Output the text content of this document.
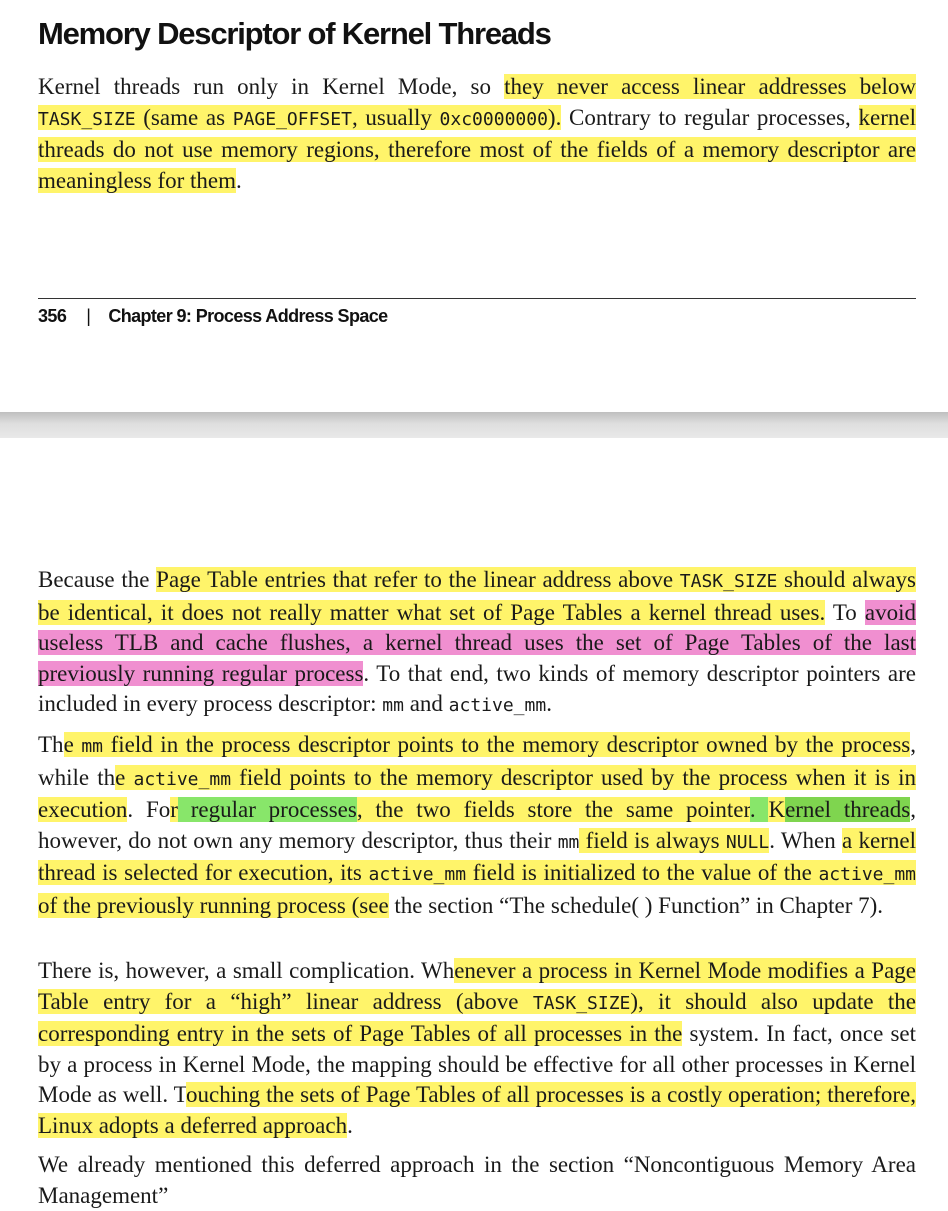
Memory Descriptor of Kernel Threads

Kernel threads run only in Kernel Mode, so they never access linear addresses below TASK_SIZE (same as PAGE_OFFSET, usually 0xc0000000). Contrary to regular processes, kernel threads do not use memory regions, therefore most of the fields of a memory descriptor are meaningless for them.

356 | Chapter 9: Process Address Space

Because the Page Table entries that refer to the linear address above TASK_SIZE should always be identical, it does not really matter what set of Page Tables a kernel thread uses. To avoid useless TLB and cache flushes, a kernel thread uses the set of Page Tables of the last previously running regular process. To that end, two kinds of memory descriptor pointers are included in every process descriptor: mm and active_mm.

The mm field in the process descriptor points to the memory descriptor owned by the process, while the active_mm field points to the memory descriptor used by the process when it is in execution. For regular processes, the two fields store the same pointer. Kernel threads, however, do not own any memory descriptor, thus their mm field is always NULL. When a kernel thread is selected for execution, its active_mm field is initialized to the value of the active_mm of the previously running process (see the section “The schedule( ) Function” in Chapter 7).

There is, however, a small complication. Whenever a process in Kernel Mode modifies a Page Table entry for a “high” linear address (above TASK_SIZE), it should also update the corresponding entry in the sets of Page Tables of all processes in the system. In fact, once set by a process in Kernel Mode, the mapping should be effective for all other processes in Kernel Mode as well. Touching the sets of Page Tables of all processes is a costly operation; therefore, Linux adopts a deferred approach.

We already mentioned this deferred approach in the section “Noncontiguous Memory Area Management”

__PROBLEM STATEMENT__
Retype each record exactly as it stands, but do not include the pictures.

__TASK ANSWER__
Output the text content of this document.
Memory Descriptor of Kernel Threads

Kernel threads run only in Kernel Mode, so they never access linear addresses below TASK_SIZE (same as PAGE_OFFSET, usually 0xc0000000). Contrary to regular processes, kernel threads do not use memory regions, therefore most of the fields of a memory descriptor are meaningless for them.

356 | Chapter 9: Process Address Space

Because the Page Table entries that refer to the linear address above TASK_SIZE should always be identical, it does not really matter what set of Page Tables a kernel thread uses. To avoid useless TLB and cache flushes, a kernel thread uses the set of Page Tables of the last previously running regular process. To that end, two kinds of memory descriptor pointers are included in every process descriptor: mm and active_mm.

The mm field in the process descriptor points to the memory descriptor owned by the process, while the active_mm field points to the memory descriptor used by the process when it is in execution. For regular processes, the two fields store the same pointer. Kernel threads, however, do not own any memory descriptor, thus their mm field is always NULL. When a kernel thread is selected for execution, its active_mm field is initialized to the value of the active_mm of the previously running process (see the section “The schedule( ) Function” in Chapter 7).

There is, however, a small complication. Whenever a process in Kernel Mode modifies a Page Table entry for a “high” linear address (above TASK_SIZE), it should also update the corresponding entry in the sets of Page Tables of all processes in the system. In fact, once set by a process in Kernel Mode, the mapping should be effective for all other processes in Kernel Mode as well. Touching the sets of Page Tables of all processes is a costly operation; therefore, Linux adopts a deferred approach.

We already mentioned this deferred approach in the section “Noncontiguous Memory Area Management”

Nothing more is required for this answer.